_Goal_
Each line that holds the word "this" counts once; report how many lines do so and nothing else.

-- START --

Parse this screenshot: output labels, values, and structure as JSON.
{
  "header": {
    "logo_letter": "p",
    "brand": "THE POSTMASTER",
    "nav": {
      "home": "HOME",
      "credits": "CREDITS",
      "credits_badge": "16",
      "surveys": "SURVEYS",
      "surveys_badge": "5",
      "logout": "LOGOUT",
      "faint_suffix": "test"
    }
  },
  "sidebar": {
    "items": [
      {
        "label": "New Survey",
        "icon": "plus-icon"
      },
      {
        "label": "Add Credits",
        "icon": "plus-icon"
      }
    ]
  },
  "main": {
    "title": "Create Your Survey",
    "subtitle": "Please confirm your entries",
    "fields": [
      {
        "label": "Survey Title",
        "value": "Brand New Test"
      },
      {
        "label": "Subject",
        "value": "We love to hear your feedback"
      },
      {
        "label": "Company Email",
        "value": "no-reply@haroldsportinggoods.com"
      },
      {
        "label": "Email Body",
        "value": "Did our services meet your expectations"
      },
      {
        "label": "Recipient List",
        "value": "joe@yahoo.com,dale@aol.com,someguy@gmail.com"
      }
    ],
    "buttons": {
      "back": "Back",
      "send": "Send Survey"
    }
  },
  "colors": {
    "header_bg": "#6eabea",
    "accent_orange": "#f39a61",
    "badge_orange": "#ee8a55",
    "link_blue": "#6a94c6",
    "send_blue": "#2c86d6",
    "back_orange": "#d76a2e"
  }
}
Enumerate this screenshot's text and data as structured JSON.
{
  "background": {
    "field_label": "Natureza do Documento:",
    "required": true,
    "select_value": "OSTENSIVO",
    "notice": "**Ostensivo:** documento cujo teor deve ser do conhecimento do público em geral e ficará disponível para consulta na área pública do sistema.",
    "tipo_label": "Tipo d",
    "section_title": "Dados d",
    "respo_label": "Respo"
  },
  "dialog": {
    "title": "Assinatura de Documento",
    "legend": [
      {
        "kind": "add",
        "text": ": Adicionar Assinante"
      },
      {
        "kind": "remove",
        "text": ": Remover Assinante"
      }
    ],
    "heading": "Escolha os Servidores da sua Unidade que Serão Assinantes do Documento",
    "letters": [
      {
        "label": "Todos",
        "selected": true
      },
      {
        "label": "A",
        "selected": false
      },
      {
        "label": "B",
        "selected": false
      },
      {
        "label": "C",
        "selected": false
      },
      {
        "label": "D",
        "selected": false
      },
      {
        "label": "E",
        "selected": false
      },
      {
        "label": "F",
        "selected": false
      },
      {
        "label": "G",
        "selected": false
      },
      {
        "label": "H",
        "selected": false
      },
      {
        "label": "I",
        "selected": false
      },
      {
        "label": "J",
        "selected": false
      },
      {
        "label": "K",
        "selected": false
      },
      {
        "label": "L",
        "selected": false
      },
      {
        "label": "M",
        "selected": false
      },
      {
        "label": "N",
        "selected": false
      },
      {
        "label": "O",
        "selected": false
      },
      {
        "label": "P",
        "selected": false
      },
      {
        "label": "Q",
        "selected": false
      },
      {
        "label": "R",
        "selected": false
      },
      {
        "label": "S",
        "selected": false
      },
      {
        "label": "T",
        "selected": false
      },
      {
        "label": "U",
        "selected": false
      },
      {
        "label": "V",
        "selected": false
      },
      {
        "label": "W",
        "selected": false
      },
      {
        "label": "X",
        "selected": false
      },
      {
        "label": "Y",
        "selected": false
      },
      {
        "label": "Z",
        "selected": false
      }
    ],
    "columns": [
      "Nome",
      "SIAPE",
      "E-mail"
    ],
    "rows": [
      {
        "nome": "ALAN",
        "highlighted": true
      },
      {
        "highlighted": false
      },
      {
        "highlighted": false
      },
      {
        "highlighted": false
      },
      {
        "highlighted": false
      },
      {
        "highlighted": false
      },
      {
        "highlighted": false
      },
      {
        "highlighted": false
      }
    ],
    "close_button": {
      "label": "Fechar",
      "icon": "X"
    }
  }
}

-- END --

_The completed task_
2